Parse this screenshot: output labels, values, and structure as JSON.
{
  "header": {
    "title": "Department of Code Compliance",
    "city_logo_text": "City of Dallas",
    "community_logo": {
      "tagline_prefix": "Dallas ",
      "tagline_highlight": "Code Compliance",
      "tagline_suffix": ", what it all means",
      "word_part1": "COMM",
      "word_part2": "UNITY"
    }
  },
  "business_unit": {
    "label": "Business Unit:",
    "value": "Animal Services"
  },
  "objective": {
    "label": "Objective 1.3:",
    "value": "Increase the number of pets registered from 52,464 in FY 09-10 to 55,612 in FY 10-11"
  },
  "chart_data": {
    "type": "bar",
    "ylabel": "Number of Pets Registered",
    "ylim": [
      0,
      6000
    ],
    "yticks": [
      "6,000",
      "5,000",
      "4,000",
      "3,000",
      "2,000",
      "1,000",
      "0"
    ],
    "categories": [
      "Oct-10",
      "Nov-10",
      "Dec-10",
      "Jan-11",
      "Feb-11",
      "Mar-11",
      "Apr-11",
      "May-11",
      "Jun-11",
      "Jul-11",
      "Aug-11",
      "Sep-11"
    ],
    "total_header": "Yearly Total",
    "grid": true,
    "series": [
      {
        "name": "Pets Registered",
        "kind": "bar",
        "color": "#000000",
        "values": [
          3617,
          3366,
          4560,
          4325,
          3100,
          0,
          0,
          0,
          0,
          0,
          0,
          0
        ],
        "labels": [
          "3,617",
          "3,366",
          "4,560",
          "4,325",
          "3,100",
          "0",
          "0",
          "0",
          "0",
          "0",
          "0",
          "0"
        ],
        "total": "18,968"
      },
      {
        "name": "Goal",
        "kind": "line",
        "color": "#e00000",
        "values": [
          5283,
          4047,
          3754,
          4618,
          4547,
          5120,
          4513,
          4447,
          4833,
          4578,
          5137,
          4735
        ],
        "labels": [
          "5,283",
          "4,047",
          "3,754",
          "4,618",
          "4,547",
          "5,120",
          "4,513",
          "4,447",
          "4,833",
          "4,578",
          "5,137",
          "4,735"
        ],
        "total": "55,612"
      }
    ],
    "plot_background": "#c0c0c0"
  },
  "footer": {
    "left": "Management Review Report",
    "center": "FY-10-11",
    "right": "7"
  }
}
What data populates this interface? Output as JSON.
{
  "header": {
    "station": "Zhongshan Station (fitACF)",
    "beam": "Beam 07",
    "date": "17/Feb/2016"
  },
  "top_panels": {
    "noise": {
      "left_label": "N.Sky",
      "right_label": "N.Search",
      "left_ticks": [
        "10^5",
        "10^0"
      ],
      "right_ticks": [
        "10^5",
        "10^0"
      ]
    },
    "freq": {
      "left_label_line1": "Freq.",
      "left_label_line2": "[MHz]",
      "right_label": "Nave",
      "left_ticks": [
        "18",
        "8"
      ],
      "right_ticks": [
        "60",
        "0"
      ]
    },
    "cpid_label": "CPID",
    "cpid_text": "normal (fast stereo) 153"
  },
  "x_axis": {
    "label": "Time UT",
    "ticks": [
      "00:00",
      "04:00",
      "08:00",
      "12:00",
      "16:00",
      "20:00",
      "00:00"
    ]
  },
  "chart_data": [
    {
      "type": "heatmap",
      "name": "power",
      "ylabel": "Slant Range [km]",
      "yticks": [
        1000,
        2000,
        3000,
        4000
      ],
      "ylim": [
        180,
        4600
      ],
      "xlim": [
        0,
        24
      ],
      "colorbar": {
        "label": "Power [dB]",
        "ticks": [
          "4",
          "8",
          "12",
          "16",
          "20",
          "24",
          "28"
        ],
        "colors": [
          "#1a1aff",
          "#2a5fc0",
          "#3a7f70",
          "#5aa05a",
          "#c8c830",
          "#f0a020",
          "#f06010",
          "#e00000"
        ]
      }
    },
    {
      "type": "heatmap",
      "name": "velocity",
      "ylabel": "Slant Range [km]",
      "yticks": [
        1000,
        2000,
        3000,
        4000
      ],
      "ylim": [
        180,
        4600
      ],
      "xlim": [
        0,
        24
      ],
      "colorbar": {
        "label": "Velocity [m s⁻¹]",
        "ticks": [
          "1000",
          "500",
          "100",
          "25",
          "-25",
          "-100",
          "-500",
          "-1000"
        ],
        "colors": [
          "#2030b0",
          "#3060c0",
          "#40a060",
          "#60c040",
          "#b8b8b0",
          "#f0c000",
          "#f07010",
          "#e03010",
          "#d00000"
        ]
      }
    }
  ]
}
_ _ _ _ _ _ _
**Given instruction**: Could you reproduce every record above exactly as it appears?

**Solution**:
Parse this screenshot: output labels, values, and structure as JSON.
{
  "header": {
    "title": "Department of Code Compliance",
    "city_logo_text": "City of Dallas",
    "community_logo": {
      "tagline_prefix": "Dallas ",
      "tagline_highlight": "Code Compliance",
      "tagline_suffix": ", what it all means",
      "word_part1": "COMM",
      "word_part2": "UNITY"
    }
  },
  "business_unit": {
    "label": "Business Unit:",
    "value": "Animal Services"
  },
  "objective": {
    "label": "Objective 1.3:",
    "value": "Increase the number of pets registered from 52,464 in FY 09-10 to 55,612 in FY 10-11"
  },
  "chart_data": {
    "type": "bar",
    "ylabel": "Number of Pets Registered",
    "ylim": [
      0,
      6000
    ],
    "yticks": [
      "6,000",
      "5,000",
      "4,000",
      "3,000",
      "2,000",
      "1,000",
      "0"
    ],
    "categories": [
      "Oct-10",
      "Nov-10",
      "Dec-10",
      "Jan-11",
      "Feb-11",
      "Mar-11",
      "Apr-11",
      "May-11",
      "Jun-11",
      "Jul-11",
      "Aug-11",
      "Sep-11"
    ],
    "total_header": "Yearly Total",
    "grid": true,
    "series": [
      {
        "name": "Pets Registered",
        "kind": "bar",
        "color": "#000000",
        "values": [
          3617,
          3366,
          4560,
          4325,
          3100,
          0,
          0,
          0,
          0,
          0,
          0,
          0
        ],
        "labels": [
          "3,617",
          "3,366",
          "4,560",
          "4,325",
          "3,100",
          "0",
          "0",
          "0",
          "0",
          "0",
          "0",
          "0"
        ],
        "total": "18,968"
      },
      {
        "name": "Goal",
        "kind": "line",
        "color": "#e00000",
        "values": [
          5283,
          4047,
          3754,
          4618,
          4547,
          5120,
          4513,
          4447,
          4833,
          4578,
          5137,
          4735
        ],
        "labels": [
          "5,283",
          "4,047",
          "3,754",
          "4,618",
          "4,547",
          "5,120",
          "4,513",
          "4,447",
          "4,833",
          "4,578",
          "5,137",
          "4,735"
        ],
        "total": "55,612"
      }
    ],
    "plot_background": "#c0c0c0"
  },
  "footer": {
    "left": "Management Review Report",
    "center": "FY-10-11",
    "right": "7"
  }
}
What data populates this interface? Output as JSON.
{
  "header": {
    "station": "Zhongshan Station (fitACF)",
    "beam": "Beam 07",
    "date": "17/Feb/2016"
  },
  "top_panels": {
    "noise": {
      "left_label": "N.Sky",
      "right_label": "N.Search",
      "left_ticks": [
        "10^5",
        "10^0"
      ],
      "right_ticks": [
        "10^5",
        "10^0"
      ]
    },
    "freq": {
      "left_label_line1": "Freq.",
      "left_label_line2": "[MHz]",
      "right_label": "Nave",
      "left_ticks": [
        "18",
        "8"
      ],
      "right_ticks": [
        "60",
        "0"
      ]
    },
    "cpid_label": "CPID",
    "cpid_text": "normal (fast stereo) 153"
  },
  "x_axis": {
    "label": "Time UT",
    "ticks": [
      "00:00",
      "04:00",
      "08:00",
      "12:00",
      "16:00",
      "20:00",
      "00:00"
    ]
  },
  "chart_data": [
    {
      "type": "heatmap",
      "name": "power",
      "ylabel": "Slant Range [km]",
      "yticks": [
        1000,
        2000,
        3000,
        4000
      ],
      "ylim": [
        180,
        4600
      ],
      "xlim": [
        0,
        24
      ],
      "colorbar": {
        "label": "Power [dB]",
        "ticks": [
          "4",
          "8",
          "12",
          "16",
          "20",
          "24",
          "28"
        ],
        "colors": [
          "#1a1aff",
          "#2a5fc0",
          "#3a7f70",
          "#5aa05a",
          "#c8c830",
          "#f0a020",
          "#f06010",
          "#e00000"
        ]
      }
    },
    {
      "type": "heatmap",
      "name": "velocity",
      "ylabel": "Slant Range [km]",
      "yticks": [
        1000,
        2000,
        3000,
        4000
      ],
      "ylim": [
        180,
        4600
      ],
      "xlim": [
        0,
        24
      ],
      "colorbar": {
        "label": "Velocity [m s⁻¹]",
        "ticks": [
          "1000",
          "500",
          "100",
          "25",
          "-25",
          "-100",
          "-500",
          "-1000"
        ],
        "colors": [
          "#2030b0",
          "#3060c0",
          "#40a060",
          "#60c040",
          "#b8b8b0",
          "#f0c000",
          "#f07010",
          "#e03010",
          "#d00000"
        ]
      }
    }
  ]
}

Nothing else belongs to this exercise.